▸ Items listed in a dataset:
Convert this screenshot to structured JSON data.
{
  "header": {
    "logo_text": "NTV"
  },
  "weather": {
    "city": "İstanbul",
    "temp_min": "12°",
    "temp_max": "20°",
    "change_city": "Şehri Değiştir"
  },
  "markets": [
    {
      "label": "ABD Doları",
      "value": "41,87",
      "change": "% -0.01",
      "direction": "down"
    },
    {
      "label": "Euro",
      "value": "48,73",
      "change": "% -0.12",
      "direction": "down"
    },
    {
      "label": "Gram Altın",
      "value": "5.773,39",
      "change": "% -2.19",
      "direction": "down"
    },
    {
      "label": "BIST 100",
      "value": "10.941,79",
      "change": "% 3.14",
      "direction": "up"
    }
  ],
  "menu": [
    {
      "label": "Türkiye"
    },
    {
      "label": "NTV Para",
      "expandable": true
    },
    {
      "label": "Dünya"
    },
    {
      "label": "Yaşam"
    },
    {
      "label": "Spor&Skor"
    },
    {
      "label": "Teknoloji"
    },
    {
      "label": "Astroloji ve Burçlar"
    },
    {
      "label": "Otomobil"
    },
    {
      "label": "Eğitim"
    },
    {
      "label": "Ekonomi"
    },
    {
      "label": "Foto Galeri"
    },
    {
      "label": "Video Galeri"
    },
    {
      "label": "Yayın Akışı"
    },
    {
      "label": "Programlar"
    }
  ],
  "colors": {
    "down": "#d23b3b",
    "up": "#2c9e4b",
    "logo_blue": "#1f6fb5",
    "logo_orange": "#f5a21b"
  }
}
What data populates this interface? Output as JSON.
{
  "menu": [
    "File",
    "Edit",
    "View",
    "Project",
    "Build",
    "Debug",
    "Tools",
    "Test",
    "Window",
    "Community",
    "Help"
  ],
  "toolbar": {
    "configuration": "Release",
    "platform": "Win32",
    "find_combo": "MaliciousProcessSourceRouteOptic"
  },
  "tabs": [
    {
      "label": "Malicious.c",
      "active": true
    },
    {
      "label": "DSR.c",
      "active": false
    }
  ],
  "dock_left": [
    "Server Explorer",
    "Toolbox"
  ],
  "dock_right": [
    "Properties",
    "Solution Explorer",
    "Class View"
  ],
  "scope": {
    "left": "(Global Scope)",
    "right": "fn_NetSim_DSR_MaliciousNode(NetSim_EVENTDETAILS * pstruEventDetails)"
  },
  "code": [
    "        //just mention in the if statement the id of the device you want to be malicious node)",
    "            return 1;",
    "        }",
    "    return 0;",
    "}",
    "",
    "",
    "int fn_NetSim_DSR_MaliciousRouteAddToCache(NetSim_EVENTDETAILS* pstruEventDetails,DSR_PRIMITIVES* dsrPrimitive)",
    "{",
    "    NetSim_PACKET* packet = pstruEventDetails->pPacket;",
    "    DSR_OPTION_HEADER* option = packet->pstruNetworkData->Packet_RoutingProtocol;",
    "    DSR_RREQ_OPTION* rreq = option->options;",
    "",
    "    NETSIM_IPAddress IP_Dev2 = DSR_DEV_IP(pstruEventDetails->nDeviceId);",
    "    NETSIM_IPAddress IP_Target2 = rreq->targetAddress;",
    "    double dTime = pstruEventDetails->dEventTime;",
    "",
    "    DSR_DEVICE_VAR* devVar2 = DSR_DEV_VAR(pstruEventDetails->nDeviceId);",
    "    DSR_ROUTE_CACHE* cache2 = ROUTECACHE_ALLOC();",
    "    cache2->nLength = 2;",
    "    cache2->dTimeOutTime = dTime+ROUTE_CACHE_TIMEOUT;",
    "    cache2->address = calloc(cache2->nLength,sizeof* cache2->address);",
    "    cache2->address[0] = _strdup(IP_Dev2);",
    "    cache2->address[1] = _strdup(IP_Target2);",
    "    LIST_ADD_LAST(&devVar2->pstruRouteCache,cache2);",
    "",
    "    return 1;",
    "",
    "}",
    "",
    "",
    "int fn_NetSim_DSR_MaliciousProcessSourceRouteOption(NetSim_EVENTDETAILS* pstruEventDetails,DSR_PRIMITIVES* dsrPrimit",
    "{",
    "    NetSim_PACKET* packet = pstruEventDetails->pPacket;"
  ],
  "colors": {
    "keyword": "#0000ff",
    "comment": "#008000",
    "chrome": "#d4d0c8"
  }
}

▸ Stated task:
Without leaving anything out, give the entries again exactly.

▸ Response:
Convert this screenshot to structured JSON data.
{
  "header": {
    "logo_text": "NTV"
  },
  "weather": {
    "city": "İstanbul",
    "temp_min": "12°",
    "temp_max": "20°",
    "change_city": "Şehri Değiştir"
  },
  "markets": [
    {
      "label": "ABD Doları",
      "value": "41,87",
      "change": "% -0.01",
      "direction": "down"
    },
    {
      "label": "Euro",
      "value": "48,73",
      "change": "% -0.12",
      "direction": "down"
    },
    {
      "label": "Gram Altın",
      "value": "5.773,39",
      "change": "% -2.19",
      "direction": "down"
    },
    {
      "label": "BIST 100",
      "value": "10.941,79",
      "change": "% 3.14",
      "direction": "up"
    }
  ],
  "menu": [
    {
      "label": "Türkiye"
    },
    {
      "label": "NTV Para",
      "expandable": true
    },
    {
      "label": "Dünya"
    },
    {
      "label": "Yaşam"
    },
    {
      "label": "Spor&Skor"
    },
    {
      "label": "Teknoloji"
    },
    {
      "label": "Astroloji ve Burçlar"
    },
    {
      "label": "Otomobil"
    },
    {
      "label": "Eğitim"
    },
    {
      "label": "Ekonomi"
    },
    {
      "label": "Foto Galeri"
    },
    {
      "label": "Video Galeri"
    },
    {
      "label": "Yayın Akışı"
    },
    {
      "label": "Programlar"
    }
  ],
  "colors": {
    "down": "#d23b3b",
    "up": "#2c9e4b",
    "logo_blue": "#1f6fb5",
    "logo_orange": "#f5a21b"
  }
}
What data populates this interface? Output as JSON.
{
  "menu": [
    "File",
    "Edit",
    "View",
    "Project",
    "Build",
    "Debug",
    "Tools",
    "Test",
    "Window",
    "Community",
    "Help"
  ],
  "toolbar": {
    "configuration": "Release",
    "platform": "Win32",
    "find_combo": "MaliciousProcessSourceRouteOptic"
  },
  "tabs": [
    {
      "label": "Malicious.c",
      "active": true
    },
    {
      "label": "DSR.c",
      "active": false
    }
  ],
  "dock_left": [
    "Server Explorer",
    "Toolbox"
  ],
  "dock_right": [
    "Properties",
    "Solution Explorer",
    "Class View"
  ],
  "scope": {
    "left": "(Global Scope)",
    "right": "fn_NetSim_DSR_MaliciousNode(NetSim_EVENTDETAILS * pstruEventDetails)"
  },
  "code": [
    "        //just mention in the if statement the id of the device you want to be malicious node)",
    "            return 1;",
    "        }",
    "    return 0;",
    "}",
    "",
    "",
    "int fn_NetSim_DSR_MaliciousRouteAddToCache(NetSim_EVENTDETAILS* pstruEventDetails,DSR_PRIMITIVES* dsrPrimitive)",
    "{",
    "    NetSim_PACKET* packet = pstruEventDetails->pPacket;",
    "    DSR_OPTION_HEADER* option = packet->pstruNetworkData->Packet_RoutingProtocol;",
    "    DSR_RREQ_OPTION* rreq = option->options;",
    "",
    "    NETSIM_IPAddress IP_Dev2 = DSR_DEV_IP(pstruEventDetails->nDeviceId);",
    "    NETSIM_IPAddress IP_Target2 = rreq->targetAddress;",
    "    double dTime = pstruEventDetails->dEventTime;",
    "",
    "    DSR_DEVICE_VAR* devVar2 = DSR_DEV_VAR(pstruEventDetails->nDeviceId);",
    "    DSR_ROUTE_CACHE* cache2 = ROUTECACHE_ALLOC();",
    "    cache2->nLength = 2;",
    "    cache2->dTimeOutTime = dTime+ROUTE_CACHE_TIMEOUT;",
    "    cache2->address = calloc(cache2->nLength,sizeof* cache2->address);",
    "    cache2->address[0] = _strdup(IP_Dev2);",
    "    cache2->address[1] = _strdup(IP_Target2);",
    "    LIST_ADD_LAST(&devVar2->pstruRouteCache,cache2);",
    "",
    "    return 1;",
    "",
    "}",
    "",
    "",
    "int fn_NetSim_DSR_MaliciousProcessSourceRouteOption(NetSim_EVENTDETAILS* pstruEventDetails,DSR_PRIMITIVES* dsrPrimit",
    "{",
    "    NetSim_PACKET* packet = pstruEventDetails->pPacket;"
  ],
  "colors": {
    "keyword": "#0000ff",
    "comment": "#008000",
    "chrome": "#d4d0c8"
  }
}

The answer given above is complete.